**STATED GOAL:**
Copy all lines holding the word "into" from the entries.

-- Begin DATA PROVIDED --

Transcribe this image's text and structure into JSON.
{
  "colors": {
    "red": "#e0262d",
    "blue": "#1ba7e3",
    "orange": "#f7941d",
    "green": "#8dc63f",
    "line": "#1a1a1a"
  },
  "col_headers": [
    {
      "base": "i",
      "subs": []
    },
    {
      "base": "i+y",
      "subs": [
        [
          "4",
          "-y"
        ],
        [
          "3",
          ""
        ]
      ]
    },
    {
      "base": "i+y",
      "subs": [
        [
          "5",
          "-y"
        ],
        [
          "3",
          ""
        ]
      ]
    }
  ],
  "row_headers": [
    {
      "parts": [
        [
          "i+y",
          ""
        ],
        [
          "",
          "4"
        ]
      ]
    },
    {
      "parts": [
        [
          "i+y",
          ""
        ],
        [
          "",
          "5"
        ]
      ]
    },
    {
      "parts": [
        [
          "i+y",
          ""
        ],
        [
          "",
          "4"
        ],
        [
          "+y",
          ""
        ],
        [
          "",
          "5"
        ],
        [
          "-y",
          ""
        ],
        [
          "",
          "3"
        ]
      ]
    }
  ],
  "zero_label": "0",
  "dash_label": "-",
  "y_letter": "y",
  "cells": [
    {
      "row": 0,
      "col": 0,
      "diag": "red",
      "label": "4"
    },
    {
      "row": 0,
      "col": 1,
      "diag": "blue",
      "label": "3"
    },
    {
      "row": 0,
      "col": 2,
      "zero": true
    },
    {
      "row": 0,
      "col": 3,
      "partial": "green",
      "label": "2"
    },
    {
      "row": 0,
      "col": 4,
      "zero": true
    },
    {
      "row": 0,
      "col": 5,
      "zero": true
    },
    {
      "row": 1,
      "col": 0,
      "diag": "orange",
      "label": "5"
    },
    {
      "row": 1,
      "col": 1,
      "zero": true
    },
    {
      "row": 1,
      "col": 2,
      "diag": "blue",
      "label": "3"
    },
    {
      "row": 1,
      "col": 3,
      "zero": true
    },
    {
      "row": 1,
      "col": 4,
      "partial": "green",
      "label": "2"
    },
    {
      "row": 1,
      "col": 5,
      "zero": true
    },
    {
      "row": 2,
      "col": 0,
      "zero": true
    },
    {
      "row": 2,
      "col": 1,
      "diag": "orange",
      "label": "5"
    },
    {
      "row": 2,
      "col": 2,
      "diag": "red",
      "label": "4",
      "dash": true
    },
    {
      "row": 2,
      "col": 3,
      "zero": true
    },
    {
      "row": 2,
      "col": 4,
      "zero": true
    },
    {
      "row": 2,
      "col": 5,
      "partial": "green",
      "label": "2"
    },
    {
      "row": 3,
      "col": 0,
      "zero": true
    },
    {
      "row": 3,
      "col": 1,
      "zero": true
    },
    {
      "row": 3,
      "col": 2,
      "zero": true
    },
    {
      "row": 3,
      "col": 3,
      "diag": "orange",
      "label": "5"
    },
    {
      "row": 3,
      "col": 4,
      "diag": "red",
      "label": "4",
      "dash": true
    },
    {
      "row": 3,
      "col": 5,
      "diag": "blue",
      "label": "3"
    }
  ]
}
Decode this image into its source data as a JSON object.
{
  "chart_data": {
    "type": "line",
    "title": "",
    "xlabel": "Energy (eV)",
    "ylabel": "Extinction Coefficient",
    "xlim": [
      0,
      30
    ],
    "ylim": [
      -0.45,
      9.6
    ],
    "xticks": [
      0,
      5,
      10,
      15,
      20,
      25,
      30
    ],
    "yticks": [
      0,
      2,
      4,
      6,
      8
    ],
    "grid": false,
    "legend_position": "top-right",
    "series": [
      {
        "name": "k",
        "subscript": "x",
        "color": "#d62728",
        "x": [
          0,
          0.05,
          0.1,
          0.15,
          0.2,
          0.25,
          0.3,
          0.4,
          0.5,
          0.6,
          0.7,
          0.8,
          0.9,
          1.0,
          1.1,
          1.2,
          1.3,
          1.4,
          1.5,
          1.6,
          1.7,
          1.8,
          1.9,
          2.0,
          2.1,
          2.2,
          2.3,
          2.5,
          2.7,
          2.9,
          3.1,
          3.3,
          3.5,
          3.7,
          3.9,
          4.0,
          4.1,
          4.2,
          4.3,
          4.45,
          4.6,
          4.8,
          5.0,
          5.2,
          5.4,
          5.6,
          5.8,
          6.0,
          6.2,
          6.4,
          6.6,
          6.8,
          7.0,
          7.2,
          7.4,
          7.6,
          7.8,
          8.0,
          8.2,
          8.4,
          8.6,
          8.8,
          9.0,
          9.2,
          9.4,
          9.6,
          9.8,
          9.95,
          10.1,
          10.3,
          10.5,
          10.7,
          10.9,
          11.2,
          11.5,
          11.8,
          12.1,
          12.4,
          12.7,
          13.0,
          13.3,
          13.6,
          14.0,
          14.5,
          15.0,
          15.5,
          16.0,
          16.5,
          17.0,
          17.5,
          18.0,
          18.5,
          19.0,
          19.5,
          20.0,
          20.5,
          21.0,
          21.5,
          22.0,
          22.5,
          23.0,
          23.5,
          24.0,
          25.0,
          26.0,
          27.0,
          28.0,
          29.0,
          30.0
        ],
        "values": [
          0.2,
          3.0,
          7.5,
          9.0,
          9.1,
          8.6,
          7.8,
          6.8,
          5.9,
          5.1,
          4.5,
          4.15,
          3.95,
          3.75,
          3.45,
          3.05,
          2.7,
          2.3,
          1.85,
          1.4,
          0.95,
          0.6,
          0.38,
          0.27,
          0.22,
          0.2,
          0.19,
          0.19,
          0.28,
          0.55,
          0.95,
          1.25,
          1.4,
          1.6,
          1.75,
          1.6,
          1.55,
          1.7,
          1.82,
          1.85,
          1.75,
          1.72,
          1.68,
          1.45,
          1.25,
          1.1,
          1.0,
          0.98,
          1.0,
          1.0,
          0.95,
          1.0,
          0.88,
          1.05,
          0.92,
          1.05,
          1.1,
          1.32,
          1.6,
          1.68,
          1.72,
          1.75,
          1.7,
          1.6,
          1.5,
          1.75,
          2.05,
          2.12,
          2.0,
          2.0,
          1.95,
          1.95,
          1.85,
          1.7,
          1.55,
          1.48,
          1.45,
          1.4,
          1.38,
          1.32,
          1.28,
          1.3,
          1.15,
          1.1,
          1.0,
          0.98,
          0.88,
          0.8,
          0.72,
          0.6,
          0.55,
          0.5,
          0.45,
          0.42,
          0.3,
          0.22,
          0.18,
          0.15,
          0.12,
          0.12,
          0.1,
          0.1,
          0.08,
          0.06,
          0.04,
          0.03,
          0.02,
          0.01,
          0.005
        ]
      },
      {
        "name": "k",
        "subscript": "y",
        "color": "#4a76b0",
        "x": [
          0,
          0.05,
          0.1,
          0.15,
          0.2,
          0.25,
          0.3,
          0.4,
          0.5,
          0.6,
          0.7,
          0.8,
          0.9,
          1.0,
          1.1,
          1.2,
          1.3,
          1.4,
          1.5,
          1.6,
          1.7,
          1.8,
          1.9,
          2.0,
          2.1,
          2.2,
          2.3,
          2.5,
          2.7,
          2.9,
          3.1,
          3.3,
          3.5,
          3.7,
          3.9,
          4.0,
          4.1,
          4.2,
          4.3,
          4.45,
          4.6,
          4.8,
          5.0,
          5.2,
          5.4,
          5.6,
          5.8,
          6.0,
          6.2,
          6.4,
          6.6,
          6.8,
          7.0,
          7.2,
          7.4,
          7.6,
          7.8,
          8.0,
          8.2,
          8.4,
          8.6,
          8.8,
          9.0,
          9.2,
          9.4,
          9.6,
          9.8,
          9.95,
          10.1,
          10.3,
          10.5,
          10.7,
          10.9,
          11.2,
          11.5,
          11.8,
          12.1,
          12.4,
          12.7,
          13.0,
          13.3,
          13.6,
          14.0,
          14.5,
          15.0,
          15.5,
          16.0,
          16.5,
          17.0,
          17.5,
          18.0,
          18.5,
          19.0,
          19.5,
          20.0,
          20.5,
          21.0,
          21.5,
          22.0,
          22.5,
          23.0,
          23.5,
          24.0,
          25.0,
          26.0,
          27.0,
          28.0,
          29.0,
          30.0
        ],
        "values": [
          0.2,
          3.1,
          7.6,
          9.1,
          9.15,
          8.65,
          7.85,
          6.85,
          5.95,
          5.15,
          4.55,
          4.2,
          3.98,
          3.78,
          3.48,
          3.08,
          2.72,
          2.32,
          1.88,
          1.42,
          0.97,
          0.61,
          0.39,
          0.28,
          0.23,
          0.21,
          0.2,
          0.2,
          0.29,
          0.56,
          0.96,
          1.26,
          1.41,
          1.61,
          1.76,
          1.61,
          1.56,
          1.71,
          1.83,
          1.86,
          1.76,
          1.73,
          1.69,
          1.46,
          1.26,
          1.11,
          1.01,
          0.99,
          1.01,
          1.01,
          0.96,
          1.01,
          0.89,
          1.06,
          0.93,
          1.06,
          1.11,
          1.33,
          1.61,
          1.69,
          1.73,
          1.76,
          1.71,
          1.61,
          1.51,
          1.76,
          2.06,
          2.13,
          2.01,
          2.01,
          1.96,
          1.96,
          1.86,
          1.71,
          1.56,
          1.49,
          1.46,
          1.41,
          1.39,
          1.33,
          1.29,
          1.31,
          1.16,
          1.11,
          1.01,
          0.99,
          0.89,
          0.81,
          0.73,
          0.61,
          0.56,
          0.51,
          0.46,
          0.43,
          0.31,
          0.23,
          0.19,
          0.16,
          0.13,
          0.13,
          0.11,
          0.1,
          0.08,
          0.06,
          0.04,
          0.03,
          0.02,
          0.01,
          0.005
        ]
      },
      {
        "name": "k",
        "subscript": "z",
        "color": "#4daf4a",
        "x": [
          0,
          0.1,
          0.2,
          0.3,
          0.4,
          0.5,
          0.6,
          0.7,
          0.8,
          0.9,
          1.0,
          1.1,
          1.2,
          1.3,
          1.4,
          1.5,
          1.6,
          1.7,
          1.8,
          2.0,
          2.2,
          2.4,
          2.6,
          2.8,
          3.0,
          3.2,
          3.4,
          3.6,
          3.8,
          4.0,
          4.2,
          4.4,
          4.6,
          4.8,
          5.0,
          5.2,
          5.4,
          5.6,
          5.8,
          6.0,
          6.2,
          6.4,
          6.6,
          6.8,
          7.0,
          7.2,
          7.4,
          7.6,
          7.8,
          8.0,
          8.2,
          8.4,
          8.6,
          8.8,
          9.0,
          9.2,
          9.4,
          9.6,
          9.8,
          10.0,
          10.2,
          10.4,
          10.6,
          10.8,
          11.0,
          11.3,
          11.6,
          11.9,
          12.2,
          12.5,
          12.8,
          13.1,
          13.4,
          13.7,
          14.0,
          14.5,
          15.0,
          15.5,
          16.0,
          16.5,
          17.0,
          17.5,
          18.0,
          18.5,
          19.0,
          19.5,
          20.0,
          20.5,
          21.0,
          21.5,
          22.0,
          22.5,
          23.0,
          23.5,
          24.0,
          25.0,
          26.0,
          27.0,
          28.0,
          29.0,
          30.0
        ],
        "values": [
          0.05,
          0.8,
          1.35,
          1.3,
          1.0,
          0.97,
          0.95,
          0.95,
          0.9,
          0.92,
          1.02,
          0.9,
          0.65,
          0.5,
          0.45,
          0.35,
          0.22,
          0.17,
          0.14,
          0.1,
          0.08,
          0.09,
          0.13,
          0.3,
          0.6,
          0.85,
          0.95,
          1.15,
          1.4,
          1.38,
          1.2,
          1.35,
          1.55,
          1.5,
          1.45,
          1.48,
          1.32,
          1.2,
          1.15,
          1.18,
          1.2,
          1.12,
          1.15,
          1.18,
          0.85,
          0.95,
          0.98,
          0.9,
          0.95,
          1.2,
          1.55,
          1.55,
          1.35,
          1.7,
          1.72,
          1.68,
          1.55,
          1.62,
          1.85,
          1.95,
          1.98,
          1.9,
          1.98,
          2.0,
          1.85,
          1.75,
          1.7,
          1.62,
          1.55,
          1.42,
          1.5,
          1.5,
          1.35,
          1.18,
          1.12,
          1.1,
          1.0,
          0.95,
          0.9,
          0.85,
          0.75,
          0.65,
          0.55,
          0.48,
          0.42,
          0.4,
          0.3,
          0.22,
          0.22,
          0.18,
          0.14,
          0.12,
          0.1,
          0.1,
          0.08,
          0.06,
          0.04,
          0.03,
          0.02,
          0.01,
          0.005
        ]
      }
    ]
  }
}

-- End DATA PROVIDED --

**RESULT OF THE EXERCISE:**
Transcribe this image's text and structure into JSON.
Decode this image into its source data as a JSON object.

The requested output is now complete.